=== Task statement ===
Gather all lines from the material that contain "rank".

===== Supplied entries

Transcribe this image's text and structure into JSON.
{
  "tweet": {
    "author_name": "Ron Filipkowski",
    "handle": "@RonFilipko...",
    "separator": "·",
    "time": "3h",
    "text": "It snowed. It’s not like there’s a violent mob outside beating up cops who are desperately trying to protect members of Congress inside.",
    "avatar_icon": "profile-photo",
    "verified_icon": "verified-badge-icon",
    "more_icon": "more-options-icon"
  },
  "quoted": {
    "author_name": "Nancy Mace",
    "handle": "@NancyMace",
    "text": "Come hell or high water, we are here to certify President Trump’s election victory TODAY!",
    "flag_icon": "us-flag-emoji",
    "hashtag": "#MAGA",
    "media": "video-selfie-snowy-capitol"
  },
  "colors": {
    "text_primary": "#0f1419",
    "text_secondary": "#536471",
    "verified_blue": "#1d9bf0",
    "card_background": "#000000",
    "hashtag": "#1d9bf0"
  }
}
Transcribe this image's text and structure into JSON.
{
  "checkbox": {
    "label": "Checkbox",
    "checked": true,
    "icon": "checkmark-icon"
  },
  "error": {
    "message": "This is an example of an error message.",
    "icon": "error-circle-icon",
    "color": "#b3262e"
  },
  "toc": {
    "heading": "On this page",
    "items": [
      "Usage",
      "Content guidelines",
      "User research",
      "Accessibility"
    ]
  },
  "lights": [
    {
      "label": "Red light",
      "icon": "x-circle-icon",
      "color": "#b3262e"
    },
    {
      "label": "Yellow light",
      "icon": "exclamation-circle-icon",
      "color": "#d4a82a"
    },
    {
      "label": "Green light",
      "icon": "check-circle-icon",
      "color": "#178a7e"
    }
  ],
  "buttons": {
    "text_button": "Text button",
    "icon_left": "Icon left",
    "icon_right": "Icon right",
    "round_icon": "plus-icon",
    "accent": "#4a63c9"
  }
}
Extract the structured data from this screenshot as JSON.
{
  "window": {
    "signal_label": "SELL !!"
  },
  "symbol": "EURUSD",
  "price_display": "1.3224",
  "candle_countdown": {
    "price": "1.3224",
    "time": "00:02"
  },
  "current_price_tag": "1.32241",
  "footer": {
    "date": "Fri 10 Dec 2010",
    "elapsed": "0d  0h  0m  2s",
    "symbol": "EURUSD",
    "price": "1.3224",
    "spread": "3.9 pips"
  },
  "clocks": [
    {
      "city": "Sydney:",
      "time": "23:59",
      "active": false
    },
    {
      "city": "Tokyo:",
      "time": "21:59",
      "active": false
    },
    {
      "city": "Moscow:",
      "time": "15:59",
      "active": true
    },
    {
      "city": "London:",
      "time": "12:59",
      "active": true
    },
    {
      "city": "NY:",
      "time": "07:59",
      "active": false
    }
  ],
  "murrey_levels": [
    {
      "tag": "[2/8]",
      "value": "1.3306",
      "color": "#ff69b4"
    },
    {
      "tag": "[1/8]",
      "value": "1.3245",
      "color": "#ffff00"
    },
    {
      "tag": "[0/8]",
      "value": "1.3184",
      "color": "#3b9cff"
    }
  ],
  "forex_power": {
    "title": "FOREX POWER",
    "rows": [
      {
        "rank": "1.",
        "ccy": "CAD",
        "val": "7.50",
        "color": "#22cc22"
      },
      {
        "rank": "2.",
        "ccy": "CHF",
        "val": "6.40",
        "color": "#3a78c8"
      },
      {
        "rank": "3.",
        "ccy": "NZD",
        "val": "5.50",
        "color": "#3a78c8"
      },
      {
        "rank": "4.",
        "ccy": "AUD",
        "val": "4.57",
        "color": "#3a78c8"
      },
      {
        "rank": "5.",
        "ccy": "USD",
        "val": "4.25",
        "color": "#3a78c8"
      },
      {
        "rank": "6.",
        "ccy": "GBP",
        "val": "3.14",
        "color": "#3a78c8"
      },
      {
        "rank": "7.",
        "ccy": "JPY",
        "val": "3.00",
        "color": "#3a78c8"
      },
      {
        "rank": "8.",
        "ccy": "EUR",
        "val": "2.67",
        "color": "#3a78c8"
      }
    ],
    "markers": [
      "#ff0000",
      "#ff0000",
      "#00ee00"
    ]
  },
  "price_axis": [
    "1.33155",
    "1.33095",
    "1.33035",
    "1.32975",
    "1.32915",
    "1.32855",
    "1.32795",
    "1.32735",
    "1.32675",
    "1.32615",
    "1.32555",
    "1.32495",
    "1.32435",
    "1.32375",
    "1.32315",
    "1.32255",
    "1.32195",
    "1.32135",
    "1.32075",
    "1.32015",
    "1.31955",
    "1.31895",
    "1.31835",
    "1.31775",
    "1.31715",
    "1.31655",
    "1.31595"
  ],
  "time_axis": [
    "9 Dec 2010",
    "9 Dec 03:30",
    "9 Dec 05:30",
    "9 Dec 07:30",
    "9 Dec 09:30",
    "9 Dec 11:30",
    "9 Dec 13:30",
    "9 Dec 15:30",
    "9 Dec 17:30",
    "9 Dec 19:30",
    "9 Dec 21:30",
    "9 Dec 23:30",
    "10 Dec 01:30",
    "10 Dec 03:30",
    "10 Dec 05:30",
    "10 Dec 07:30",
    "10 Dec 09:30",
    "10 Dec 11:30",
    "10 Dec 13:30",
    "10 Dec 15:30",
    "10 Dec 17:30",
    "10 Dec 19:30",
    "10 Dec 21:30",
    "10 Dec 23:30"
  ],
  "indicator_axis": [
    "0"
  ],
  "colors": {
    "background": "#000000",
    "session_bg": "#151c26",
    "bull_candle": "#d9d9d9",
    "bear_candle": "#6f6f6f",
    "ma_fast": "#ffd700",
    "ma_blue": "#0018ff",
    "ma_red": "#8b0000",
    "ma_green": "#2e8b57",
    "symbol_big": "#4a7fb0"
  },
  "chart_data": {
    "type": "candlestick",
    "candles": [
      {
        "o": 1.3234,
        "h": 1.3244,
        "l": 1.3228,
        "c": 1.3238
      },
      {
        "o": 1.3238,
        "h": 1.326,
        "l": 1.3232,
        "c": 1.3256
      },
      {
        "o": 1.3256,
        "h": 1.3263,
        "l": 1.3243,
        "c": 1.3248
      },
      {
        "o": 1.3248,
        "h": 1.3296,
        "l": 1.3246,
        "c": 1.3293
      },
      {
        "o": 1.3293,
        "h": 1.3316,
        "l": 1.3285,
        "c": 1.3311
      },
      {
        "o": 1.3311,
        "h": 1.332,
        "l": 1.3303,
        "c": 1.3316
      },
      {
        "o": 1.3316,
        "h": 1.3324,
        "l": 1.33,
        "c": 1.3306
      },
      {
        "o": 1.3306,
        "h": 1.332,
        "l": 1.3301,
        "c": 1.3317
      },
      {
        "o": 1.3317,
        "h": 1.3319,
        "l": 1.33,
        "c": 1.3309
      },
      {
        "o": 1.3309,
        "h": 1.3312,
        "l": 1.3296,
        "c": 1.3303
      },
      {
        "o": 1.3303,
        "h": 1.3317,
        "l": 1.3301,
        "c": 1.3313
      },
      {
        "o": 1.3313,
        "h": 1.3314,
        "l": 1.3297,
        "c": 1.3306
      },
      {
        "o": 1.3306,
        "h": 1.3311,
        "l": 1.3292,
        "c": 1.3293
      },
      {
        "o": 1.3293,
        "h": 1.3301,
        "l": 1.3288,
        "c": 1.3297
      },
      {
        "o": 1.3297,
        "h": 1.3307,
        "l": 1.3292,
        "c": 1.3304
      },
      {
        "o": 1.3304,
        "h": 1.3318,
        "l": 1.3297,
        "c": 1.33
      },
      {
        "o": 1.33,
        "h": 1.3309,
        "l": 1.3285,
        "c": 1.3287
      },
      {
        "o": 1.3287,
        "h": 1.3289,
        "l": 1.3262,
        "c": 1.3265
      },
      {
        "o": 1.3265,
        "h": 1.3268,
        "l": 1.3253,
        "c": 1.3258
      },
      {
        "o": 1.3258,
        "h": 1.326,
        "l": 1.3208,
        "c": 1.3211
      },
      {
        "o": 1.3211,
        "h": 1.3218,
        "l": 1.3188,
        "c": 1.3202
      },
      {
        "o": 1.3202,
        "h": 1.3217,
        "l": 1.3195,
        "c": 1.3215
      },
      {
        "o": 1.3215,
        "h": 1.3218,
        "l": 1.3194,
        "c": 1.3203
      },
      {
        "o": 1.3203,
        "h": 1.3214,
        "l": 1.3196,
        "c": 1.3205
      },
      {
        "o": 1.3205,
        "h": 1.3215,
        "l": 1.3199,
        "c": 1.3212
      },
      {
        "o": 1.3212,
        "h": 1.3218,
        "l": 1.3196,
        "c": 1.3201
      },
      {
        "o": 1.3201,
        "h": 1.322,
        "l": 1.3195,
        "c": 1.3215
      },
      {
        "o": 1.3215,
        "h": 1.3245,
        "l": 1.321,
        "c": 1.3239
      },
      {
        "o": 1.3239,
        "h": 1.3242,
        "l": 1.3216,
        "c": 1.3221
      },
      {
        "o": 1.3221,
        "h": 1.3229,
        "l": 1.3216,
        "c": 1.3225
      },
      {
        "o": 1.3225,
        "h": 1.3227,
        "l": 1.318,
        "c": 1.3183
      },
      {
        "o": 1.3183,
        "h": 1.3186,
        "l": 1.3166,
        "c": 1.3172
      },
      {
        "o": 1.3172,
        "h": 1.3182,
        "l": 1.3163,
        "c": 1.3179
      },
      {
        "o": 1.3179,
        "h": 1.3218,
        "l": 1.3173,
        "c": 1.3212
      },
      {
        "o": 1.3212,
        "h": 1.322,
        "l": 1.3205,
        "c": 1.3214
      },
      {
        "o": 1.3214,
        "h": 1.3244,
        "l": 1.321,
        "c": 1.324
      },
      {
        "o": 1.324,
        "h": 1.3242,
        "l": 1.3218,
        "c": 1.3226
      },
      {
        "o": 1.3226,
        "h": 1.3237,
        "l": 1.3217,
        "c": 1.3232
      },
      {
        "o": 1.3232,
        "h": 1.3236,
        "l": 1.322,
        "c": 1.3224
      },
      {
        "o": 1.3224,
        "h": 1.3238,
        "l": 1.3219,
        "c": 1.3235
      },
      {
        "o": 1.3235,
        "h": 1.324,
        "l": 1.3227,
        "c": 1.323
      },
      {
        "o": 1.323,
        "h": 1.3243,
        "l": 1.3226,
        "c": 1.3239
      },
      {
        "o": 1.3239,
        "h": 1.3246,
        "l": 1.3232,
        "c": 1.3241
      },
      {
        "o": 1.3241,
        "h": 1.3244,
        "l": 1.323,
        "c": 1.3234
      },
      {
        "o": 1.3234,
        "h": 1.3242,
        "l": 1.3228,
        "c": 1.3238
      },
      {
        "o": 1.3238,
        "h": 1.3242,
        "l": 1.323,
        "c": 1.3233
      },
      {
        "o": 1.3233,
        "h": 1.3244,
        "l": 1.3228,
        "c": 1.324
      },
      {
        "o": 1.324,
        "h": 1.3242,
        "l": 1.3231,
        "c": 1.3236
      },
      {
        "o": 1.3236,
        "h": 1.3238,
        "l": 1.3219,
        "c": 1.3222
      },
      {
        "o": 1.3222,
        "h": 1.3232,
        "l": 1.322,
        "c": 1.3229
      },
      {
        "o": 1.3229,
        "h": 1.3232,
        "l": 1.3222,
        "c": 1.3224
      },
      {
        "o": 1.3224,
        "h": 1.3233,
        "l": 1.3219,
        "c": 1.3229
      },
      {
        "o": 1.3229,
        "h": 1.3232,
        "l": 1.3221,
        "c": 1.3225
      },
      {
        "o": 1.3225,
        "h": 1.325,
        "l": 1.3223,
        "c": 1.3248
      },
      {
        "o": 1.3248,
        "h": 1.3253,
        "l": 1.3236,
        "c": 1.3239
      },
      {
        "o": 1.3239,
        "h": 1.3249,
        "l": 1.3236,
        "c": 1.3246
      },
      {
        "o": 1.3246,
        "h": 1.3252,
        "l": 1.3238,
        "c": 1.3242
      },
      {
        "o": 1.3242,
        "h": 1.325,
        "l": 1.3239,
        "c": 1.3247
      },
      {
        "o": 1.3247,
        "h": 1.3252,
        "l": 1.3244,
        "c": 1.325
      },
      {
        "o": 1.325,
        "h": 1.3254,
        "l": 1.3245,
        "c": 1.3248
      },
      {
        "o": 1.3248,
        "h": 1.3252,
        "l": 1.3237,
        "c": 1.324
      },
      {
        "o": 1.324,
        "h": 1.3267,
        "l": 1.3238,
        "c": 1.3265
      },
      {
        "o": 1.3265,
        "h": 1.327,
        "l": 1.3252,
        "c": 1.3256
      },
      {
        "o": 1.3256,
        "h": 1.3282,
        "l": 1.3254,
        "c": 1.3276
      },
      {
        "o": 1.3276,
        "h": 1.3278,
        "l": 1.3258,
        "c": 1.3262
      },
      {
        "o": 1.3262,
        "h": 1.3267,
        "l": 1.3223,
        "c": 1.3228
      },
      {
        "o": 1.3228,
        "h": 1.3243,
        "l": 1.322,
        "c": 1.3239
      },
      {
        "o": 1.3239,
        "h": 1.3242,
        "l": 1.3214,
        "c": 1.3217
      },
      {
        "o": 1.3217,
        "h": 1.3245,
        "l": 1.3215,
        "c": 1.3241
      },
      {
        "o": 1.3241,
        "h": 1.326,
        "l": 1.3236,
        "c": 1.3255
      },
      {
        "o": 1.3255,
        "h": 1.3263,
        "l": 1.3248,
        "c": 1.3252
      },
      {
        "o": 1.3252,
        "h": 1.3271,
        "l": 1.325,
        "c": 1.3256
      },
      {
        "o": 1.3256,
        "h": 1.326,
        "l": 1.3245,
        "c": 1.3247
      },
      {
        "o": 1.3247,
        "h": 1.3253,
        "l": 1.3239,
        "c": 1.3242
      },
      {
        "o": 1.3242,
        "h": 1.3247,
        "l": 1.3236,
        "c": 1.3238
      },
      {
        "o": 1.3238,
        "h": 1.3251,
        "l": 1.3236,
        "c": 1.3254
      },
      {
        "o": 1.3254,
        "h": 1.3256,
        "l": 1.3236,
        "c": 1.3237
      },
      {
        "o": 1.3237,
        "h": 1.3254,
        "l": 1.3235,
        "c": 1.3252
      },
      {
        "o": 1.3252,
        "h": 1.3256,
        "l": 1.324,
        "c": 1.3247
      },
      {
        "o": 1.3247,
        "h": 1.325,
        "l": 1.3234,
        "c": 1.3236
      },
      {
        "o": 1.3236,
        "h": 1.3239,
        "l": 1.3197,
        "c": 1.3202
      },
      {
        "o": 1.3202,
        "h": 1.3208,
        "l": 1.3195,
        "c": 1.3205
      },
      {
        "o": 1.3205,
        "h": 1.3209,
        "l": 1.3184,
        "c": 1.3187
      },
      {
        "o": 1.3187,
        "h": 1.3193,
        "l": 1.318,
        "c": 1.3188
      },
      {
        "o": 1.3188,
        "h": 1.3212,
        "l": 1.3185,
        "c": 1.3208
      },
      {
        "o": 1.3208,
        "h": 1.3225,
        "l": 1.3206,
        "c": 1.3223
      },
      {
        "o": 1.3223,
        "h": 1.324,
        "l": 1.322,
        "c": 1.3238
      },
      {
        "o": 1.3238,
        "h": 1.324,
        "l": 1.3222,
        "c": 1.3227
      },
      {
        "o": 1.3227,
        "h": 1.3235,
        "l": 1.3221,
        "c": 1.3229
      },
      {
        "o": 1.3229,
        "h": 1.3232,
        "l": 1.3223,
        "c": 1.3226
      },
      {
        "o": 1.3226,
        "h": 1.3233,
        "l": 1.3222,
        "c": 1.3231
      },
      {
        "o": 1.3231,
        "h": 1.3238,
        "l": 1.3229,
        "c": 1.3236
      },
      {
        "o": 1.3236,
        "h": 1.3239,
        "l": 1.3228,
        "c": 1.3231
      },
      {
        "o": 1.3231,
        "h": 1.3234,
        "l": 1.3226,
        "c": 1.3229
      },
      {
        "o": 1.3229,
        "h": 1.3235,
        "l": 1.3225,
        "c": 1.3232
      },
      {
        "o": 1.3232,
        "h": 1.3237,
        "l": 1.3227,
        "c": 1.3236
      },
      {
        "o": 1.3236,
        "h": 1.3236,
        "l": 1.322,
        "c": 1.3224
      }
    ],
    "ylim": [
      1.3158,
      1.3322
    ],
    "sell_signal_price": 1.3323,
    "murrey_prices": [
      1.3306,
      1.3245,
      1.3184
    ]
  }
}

==========

=== Exercise result ===
        "rank": "1.",
        "rank": "2.",
        "rank": "3.",
        "rank": "4.",
        "rank": "5.",
        "rank": "6.",
        "rank": "7.",
        "rank": "8.",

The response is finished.